Entries taken from a collection:
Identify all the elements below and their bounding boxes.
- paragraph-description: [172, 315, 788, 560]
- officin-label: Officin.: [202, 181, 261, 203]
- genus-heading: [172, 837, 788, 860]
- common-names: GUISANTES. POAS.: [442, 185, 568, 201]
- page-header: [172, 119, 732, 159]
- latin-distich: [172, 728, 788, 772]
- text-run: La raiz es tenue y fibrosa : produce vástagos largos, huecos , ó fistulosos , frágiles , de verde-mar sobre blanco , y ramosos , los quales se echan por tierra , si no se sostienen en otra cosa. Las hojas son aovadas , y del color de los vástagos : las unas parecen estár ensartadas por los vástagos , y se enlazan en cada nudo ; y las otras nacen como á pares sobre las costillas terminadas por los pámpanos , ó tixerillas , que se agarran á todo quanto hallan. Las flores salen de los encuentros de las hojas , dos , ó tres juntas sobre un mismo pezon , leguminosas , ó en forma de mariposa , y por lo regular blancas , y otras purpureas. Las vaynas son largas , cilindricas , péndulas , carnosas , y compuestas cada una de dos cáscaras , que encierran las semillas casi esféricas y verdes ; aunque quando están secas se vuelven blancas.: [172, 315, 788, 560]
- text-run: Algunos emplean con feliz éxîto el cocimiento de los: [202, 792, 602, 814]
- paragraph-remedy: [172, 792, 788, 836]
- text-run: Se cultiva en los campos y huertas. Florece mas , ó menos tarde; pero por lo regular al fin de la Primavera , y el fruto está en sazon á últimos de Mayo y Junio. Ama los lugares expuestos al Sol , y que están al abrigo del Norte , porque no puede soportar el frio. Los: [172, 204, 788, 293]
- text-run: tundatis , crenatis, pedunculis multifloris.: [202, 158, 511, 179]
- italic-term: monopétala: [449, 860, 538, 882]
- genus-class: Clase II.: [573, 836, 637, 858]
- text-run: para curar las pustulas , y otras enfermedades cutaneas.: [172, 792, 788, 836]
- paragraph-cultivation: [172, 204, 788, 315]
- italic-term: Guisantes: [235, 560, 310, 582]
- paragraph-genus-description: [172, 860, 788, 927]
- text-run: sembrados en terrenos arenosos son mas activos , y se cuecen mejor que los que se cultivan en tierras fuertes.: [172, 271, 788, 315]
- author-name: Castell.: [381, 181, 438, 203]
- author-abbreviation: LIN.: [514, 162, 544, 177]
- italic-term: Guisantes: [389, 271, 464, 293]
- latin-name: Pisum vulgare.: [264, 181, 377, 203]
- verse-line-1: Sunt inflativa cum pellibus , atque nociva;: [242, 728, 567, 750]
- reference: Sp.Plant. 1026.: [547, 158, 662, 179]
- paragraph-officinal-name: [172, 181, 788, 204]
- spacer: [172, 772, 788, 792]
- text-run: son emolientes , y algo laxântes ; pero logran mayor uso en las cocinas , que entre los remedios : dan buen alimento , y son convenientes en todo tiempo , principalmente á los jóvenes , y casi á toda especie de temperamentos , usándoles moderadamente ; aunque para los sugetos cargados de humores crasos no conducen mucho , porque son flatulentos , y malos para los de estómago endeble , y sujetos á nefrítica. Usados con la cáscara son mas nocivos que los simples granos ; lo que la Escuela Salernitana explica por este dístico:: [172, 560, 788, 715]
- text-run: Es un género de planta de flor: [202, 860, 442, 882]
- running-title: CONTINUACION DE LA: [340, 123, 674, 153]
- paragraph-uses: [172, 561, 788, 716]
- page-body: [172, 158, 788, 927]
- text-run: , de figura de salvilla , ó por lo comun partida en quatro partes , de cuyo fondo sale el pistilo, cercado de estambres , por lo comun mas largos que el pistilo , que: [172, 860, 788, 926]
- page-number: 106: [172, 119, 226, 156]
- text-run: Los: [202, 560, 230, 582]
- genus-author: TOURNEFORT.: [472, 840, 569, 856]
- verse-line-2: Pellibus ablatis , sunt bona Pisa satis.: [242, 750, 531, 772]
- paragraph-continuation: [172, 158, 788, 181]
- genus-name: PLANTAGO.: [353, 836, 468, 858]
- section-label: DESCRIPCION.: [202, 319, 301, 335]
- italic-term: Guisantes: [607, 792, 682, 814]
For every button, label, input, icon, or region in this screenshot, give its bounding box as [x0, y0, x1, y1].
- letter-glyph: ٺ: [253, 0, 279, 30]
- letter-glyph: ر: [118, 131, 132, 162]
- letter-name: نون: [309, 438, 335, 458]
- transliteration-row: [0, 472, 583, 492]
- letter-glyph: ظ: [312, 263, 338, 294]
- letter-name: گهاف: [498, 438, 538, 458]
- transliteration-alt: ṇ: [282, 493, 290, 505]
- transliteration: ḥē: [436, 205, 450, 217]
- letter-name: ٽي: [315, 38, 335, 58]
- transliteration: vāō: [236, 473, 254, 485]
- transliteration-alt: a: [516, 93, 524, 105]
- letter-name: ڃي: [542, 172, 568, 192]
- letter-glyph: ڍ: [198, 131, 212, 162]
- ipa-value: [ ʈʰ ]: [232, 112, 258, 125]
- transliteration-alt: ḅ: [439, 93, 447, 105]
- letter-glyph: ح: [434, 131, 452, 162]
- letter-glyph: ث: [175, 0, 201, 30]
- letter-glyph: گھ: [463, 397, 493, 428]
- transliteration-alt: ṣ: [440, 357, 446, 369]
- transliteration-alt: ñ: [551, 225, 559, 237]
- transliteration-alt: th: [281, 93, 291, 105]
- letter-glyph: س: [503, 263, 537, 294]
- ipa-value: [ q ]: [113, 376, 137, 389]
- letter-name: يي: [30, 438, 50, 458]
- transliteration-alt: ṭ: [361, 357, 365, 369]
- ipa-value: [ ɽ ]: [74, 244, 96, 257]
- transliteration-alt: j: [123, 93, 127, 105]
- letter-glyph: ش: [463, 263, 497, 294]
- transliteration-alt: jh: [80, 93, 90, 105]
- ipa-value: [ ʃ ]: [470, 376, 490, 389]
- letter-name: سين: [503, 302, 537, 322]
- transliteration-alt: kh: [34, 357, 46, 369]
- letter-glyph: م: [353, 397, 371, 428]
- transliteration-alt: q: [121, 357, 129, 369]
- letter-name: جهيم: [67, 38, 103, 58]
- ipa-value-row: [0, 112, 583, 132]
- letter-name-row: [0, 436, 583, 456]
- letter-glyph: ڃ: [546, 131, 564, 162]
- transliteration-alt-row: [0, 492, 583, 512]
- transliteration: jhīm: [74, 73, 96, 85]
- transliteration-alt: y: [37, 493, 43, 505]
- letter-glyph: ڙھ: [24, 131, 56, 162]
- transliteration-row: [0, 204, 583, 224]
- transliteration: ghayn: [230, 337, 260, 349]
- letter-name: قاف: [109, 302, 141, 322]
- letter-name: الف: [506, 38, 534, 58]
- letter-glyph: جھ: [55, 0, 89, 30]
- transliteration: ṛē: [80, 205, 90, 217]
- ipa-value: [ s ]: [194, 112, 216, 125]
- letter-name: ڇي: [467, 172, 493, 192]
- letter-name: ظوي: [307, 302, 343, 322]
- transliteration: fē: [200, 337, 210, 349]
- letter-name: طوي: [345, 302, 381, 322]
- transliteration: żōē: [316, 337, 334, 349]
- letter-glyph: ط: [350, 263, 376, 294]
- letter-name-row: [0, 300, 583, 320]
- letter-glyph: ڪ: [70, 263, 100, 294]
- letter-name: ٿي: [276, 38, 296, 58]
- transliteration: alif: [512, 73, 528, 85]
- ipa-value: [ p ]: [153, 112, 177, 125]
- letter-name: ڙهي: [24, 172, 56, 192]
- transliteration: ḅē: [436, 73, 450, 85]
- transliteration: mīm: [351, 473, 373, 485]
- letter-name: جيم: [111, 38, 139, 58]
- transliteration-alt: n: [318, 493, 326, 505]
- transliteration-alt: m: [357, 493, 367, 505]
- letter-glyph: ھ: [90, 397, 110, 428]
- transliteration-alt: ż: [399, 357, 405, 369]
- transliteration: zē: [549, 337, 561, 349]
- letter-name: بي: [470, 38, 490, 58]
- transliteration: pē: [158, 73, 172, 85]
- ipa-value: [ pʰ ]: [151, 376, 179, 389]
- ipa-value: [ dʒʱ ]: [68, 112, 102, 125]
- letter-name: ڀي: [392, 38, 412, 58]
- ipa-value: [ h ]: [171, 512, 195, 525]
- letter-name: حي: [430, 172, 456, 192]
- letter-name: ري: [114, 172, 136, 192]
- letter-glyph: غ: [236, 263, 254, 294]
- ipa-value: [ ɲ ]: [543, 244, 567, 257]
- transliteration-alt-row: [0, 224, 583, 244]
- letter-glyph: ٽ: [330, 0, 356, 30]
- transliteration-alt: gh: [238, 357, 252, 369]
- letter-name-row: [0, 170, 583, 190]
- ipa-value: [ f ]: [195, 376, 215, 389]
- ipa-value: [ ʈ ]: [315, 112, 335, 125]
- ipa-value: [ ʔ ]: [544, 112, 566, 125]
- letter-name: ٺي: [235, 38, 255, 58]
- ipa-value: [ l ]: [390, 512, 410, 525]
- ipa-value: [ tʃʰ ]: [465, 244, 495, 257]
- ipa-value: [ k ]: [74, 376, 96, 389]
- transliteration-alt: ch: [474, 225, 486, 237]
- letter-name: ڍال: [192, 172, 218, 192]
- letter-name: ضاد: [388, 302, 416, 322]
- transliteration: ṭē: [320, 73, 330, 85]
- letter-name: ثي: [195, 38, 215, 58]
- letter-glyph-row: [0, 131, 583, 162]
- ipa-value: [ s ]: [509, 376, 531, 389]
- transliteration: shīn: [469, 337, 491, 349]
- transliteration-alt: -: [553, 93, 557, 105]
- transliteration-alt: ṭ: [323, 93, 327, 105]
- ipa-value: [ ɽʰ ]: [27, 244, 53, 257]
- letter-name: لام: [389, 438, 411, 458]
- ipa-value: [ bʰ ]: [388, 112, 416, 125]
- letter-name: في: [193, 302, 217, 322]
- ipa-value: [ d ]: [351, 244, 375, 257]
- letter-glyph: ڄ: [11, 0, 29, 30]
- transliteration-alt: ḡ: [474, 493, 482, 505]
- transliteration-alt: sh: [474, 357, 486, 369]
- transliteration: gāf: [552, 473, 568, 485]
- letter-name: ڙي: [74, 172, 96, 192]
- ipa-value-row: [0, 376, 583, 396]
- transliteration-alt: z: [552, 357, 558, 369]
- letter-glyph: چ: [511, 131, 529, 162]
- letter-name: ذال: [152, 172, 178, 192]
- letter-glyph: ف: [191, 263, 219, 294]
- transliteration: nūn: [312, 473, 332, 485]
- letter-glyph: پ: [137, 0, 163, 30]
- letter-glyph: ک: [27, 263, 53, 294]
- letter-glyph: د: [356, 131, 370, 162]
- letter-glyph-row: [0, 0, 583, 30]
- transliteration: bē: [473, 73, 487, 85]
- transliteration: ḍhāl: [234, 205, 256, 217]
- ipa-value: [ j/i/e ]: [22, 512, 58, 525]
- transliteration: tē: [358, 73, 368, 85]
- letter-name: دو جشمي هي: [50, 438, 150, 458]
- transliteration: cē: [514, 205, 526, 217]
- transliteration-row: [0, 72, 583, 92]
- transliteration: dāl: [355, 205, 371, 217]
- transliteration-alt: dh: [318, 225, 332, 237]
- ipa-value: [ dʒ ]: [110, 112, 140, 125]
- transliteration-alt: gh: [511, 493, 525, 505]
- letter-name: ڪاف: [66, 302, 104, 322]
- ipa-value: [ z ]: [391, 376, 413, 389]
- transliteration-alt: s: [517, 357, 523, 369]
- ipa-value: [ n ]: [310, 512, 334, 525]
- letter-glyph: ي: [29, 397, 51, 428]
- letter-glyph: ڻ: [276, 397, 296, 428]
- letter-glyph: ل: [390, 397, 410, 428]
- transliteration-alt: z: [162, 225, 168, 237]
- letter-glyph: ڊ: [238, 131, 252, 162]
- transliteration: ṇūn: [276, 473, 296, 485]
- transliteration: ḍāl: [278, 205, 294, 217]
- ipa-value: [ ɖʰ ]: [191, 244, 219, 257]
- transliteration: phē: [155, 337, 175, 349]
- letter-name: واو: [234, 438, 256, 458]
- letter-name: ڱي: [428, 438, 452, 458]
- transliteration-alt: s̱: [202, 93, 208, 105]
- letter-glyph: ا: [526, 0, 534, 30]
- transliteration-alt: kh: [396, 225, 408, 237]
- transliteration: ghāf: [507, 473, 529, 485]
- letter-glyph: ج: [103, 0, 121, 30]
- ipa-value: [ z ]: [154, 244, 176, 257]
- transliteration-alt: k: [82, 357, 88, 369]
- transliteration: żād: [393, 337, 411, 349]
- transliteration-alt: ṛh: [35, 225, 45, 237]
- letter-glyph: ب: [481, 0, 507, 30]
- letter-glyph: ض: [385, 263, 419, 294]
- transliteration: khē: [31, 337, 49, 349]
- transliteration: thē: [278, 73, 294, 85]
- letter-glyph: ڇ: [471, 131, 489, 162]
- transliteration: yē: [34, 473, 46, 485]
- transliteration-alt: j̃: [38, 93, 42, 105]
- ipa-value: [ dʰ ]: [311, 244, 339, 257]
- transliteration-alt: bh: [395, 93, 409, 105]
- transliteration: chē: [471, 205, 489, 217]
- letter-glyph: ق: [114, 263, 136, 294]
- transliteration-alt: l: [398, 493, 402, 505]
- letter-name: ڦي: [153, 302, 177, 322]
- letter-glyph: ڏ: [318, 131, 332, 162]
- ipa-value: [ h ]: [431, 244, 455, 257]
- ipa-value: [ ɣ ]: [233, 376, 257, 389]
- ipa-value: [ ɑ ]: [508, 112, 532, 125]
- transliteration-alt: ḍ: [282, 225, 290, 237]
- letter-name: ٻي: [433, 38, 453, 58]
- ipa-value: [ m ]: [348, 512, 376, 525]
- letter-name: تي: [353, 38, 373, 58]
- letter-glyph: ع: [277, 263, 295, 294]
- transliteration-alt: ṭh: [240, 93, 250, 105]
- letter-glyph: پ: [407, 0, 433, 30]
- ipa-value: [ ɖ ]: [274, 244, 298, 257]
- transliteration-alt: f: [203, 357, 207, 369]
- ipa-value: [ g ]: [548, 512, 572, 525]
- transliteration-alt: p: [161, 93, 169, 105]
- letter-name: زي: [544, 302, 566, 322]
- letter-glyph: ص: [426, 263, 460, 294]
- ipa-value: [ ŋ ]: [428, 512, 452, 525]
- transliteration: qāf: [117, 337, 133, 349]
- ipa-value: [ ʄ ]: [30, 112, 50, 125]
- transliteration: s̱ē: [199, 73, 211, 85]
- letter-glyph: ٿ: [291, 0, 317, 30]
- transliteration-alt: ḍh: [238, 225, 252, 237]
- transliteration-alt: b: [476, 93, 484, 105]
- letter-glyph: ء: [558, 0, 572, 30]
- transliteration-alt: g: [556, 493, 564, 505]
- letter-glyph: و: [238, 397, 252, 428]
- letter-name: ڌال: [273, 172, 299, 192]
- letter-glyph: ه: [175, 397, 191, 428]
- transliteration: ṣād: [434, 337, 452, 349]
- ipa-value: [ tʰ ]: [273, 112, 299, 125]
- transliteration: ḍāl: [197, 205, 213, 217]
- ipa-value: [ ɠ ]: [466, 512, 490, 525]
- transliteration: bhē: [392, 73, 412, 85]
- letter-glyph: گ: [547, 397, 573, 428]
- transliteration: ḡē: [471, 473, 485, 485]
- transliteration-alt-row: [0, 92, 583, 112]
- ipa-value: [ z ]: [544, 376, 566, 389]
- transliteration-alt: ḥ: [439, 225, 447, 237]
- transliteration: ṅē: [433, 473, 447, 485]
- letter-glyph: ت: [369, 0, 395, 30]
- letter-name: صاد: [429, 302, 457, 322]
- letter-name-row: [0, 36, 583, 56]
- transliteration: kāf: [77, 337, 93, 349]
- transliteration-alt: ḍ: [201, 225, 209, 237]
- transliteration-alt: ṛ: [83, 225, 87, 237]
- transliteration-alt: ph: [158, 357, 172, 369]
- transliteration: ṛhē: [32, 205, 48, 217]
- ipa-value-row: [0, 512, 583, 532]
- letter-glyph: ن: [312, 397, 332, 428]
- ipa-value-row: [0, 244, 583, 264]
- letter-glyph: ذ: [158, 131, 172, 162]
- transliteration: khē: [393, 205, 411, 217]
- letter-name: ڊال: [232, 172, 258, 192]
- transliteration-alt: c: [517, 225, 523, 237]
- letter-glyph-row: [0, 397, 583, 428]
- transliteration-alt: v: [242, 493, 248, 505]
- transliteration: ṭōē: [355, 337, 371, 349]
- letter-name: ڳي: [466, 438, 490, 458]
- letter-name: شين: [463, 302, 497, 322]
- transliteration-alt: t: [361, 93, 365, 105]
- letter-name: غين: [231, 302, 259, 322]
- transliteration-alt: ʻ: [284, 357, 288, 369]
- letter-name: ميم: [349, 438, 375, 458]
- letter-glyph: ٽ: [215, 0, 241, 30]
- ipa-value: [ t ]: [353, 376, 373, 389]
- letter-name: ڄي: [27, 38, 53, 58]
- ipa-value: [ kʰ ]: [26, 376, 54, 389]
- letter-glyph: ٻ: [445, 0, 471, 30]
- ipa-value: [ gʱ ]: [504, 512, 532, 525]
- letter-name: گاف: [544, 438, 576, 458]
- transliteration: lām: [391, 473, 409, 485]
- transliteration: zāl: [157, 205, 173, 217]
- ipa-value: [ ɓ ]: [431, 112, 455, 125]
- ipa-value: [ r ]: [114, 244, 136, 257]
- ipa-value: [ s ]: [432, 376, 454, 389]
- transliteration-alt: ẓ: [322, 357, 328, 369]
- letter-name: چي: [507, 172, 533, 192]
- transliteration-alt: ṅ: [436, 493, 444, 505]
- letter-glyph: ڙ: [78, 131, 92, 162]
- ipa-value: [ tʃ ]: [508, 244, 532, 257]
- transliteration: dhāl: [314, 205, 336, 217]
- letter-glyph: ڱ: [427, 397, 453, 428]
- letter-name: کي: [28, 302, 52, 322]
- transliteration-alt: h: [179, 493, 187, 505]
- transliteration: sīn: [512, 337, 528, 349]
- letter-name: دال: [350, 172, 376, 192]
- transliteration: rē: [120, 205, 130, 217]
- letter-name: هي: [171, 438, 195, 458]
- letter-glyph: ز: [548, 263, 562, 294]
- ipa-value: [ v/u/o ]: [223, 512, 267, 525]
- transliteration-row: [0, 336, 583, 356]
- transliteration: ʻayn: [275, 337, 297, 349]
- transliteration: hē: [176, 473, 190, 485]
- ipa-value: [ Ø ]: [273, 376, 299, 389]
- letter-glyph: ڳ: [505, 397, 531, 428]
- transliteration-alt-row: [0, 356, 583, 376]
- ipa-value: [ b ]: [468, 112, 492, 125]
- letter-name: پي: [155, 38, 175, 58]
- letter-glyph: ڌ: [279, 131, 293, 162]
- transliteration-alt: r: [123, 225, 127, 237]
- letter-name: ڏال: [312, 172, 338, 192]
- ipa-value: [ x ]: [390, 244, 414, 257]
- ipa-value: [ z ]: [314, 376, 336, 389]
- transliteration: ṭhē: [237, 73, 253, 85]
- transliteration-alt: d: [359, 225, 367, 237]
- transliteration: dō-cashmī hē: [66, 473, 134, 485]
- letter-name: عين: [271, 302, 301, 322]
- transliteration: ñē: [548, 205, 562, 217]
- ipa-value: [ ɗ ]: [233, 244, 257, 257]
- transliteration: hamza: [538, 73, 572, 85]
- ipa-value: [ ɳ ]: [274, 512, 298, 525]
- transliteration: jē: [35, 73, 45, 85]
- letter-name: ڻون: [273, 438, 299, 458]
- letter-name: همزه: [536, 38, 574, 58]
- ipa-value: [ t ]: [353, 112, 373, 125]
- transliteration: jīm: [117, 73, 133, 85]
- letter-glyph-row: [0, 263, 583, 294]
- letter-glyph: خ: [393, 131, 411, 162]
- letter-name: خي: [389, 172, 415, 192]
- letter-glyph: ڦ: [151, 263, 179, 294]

● WRITTEN INSTRUCTION:
Reproduce every row from the first one through the row containing "- latin-distich: [172, 728, 788, 772]", including both of those rows, without changing any characters.

● TASK ANSWER:
Identify all the elements below and their bounding boxes.
- paragraph-description: [172, 315, 788, 560]
- officin-label: Officin.: [202, 181, 261, 203]
- genus-heading: [172, 837, 788, 860]
- common-names: GUISANTES. POAS.: [442, 185, 568, 201]
- page-header: [172, 119, 732, 159]
- latin-distich: [172, 728, 788, 772]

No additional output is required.